> **AIM OF THE EXERCISE**
Repeat, exactly and completely, the material that follows. Omit the pictures.

** START OF LISTING **

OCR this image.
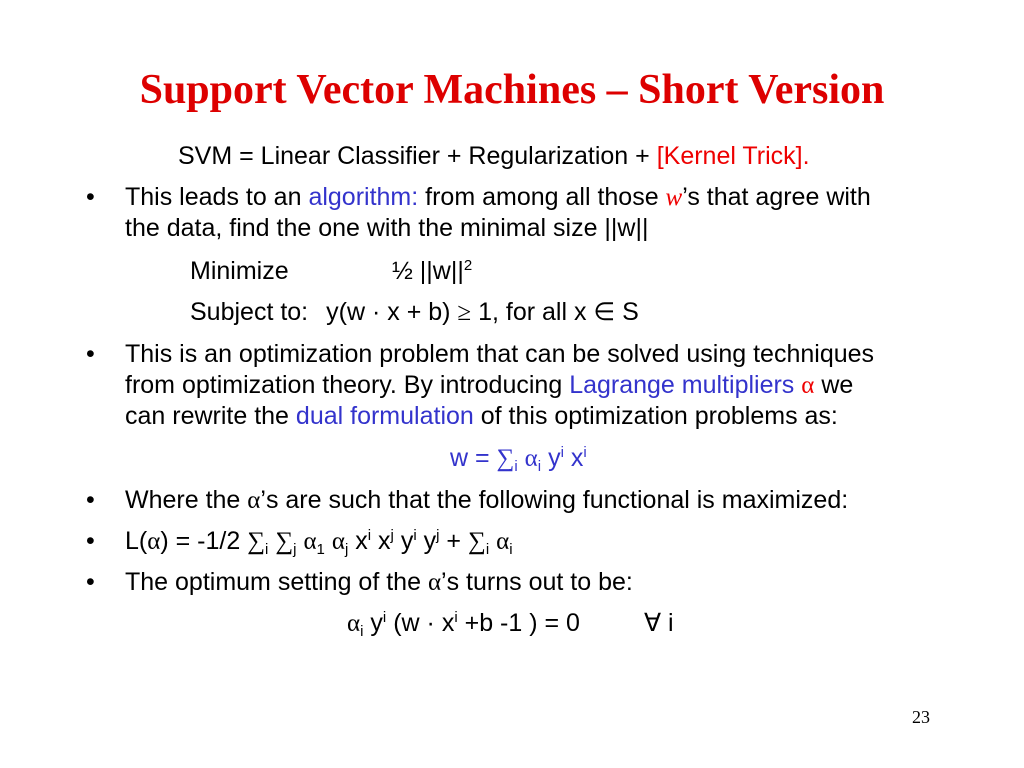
Support Vector Machines – Short Version
SVM = Linear Classifier + Regularization + [Kernel Trick].
• This leads to an algorithm: from among all those w’s that agree with
the data, find the one with the minimal size ||w||
Minimize	½ $||w||^2$
Subject to: y(w · x + b) ≥ 1, for all x ∈ S
• This is an optimization problem that can be solved using techniques
from optimization theory. By introducing Lagrange multipliers α we
can rewrite the dual formulation of this optimization problems as:
$w = \sum_i$ $\alpha_i$ $y^i$ $x^i$
• Where the α’s are such that the following functional is maximized:
• L(α) = -1/2 $\sum_i$ $\sum_j$ $\alpha_1$ $\alpha_j$ $x^i$ $x^j$ $y^i$ $y^j + \sum_i$ $\alpha_i$
• The optimum setting of the α’s turns out to be:
$\alpha_i$ $y^i$ ($w \cdot x^i +b$ -1 ) = 0	∀ i
23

** END OF LISTING **

> **OUTPUT BELOW**
OCR this image.
Support Vector Machines – Short Version
SVM = Linear Classifier + Regularization + [Kernel Trick].
• This leads to an algorithm: from among all those w’s that agree with
the data, find the one with the minimal size ||w||
Minimize	½ $||w||^2$
Subject to: y(w · x + b) ≥ 1, for all x ∈ S
• This is an optimization problem that can be solved using techniques
from optimization theory. By introducing Lagrange multipliers α we
can rewrite the dual formulation of this optimization problems as:
$w = \sum_i$ $\alpha_i$ $y^i$ $x^i$
• Where the α’s are such that the following functional is maximized:
• L(α) = -1/2 $\sum_i$ $\sum_j$ $\alpha_1$ $\alpha_j$ $x^i$ $x^j$ $y^i$ $y^j + \sum_i$ $\alpha_i$
• The optimum setting of the α’s turns out to be:
$\alpha_i$ $y^i$ ($w \cdot x^i +b$ -1 ) = 0	∀ i
23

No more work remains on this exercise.